Ces conclusions sont suffisamment précises, et sont émises au terme d'un rapport suffisamment probant pour nier l'existence d'une incapacité de travail en raison de troubles psychiques. Elle permettent également de retenir qu'eu égard à son état de santé psychique, la recourante est en mesure de surmonter sans incapacité de travail durable les conséquences d'une éventuelle fibromyalgie, diagnostiquée par la doctoresse V.________, sans que la mise en oeuvre des nouveaux moyens de preuve proposés en instance fédérale soit nécessaire. En particulier, une expertise pluridisciplinaire n'apparaît pas nécessaire, compte tenu des rapports établis par les différents médecins consultés jusqu'en juin 2003 et du caractère manifestement prédominant, en l'occurrence, des aspects psychiques de l'affection dont souffre la recourante.
4.
Vu ce qui précède, le recours est mal fondé. La recourante ne peut donc pas prétendre de dépens (art. 159 al. 1 OJ). Par ailleurs, la procédure porte sur l'octroi ou le refus de prestations d'assurances, de sorte qu'elle est gratuite (art. 134 OJ).

● ● ●

CONSIGNE ::
Répondez aux questions suivantes sur le texte étudié.
1. Quel type d'expertise n'apparaît pas nécessaire ?
2. Jusqu'à quand les médecins consultés ont-ils établi les rapports pris en compte ?
3. Pour quelle raison la procédure est-elle gratuite ?

LES DONNÉES ::
● ● ●

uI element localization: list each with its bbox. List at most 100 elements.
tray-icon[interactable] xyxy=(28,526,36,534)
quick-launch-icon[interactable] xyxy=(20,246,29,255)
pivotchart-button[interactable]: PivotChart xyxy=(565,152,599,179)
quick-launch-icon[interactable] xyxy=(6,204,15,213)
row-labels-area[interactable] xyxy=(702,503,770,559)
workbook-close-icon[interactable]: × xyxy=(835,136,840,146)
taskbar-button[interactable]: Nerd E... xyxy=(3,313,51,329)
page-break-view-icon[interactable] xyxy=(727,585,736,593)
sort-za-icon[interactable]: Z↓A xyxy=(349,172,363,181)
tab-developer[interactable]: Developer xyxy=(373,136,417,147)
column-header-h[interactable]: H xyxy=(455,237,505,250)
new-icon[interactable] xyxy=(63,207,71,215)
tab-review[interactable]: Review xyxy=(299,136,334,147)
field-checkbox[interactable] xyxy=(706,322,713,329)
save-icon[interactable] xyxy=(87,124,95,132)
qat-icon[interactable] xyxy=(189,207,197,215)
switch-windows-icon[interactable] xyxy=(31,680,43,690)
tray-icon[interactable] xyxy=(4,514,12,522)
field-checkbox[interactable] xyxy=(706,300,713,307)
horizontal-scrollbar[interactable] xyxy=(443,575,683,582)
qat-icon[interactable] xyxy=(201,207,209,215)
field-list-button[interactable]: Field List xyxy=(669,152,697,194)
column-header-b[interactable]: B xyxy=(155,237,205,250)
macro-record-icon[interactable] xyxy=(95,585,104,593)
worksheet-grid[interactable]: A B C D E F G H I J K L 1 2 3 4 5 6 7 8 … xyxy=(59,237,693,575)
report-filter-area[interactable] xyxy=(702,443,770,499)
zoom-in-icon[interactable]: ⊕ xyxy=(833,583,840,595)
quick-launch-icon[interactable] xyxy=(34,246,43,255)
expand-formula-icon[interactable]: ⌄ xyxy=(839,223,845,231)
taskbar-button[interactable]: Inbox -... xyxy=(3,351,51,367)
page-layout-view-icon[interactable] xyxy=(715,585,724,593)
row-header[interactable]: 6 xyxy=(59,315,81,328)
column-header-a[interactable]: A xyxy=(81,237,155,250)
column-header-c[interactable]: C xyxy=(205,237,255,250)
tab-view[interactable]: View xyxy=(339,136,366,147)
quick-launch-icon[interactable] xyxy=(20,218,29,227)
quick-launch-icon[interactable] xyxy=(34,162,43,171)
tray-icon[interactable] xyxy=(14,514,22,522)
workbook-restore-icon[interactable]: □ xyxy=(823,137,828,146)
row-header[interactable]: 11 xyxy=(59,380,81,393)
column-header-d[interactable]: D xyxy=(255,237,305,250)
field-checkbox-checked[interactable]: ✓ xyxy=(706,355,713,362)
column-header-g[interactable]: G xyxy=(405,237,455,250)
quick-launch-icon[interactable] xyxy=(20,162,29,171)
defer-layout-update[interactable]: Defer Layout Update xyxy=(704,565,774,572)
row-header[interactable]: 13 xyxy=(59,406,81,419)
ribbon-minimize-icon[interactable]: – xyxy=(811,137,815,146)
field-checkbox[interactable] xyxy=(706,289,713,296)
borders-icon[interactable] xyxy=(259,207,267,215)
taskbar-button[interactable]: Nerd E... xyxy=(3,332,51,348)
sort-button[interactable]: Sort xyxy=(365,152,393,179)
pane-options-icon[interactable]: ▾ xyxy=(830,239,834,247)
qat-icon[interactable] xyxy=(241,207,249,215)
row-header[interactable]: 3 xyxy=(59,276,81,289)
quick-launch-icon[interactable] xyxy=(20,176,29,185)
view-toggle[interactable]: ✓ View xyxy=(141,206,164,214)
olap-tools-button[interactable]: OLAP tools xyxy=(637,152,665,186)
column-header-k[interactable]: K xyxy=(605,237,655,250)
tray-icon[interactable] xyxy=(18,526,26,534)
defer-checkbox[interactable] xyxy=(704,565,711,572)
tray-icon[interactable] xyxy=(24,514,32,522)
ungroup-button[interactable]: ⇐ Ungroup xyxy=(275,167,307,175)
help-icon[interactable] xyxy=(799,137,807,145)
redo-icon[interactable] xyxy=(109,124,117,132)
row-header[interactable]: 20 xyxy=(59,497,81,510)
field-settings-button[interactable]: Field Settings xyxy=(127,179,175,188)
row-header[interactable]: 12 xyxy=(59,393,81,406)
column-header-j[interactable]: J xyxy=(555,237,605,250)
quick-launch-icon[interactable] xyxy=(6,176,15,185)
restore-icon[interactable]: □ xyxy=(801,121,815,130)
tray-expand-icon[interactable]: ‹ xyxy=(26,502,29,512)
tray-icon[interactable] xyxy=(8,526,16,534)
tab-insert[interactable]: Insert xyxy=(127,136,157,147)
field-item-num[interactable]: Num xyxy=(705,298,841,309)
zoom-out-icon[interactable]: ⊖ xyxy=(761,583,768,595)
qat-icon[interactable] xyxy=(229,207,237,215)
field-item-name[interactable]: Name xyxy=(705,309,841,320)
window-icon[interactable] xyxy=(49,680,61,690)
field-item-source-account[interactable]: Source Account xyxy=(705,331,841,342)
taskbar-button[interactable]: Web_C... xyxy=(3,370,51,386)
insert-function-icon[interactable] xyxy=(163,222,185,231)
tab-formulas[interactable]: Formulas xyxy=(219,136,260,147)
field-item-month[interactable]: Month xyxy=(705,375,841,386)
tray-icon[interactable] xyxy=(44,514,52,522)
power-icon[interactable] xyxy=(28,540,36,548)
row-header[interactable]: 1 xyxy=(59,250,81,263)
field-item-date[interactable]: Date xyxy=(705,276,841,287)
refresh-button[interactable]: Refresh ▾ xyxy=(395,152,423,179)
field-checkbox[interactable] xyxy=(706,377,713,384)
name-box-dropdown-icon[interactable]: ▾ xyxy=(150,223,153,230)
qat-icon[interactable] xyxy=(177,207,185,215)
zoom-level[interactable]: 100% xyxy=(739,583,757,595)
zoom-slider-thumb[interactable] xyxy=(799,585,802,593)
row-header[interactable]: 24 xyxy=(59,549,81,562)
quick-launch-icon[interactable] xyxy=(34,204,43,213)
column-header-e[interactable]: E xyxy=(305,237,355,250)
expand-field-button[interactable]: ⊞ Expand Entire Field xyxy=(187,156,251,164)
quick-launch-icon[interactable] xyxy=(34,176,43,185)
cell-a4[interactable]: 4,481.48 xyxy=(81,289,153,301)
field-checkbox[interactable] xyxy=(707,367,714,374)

● ● ●

RÉSULTAT DE L'EXERCICE ::
1. Une expertise pluridisciplinaire.
2. Jusqu'en juin 2003.
3. Elle porte sur l'octroi ou le refus de prestations d'assurances (art. 134 OJ).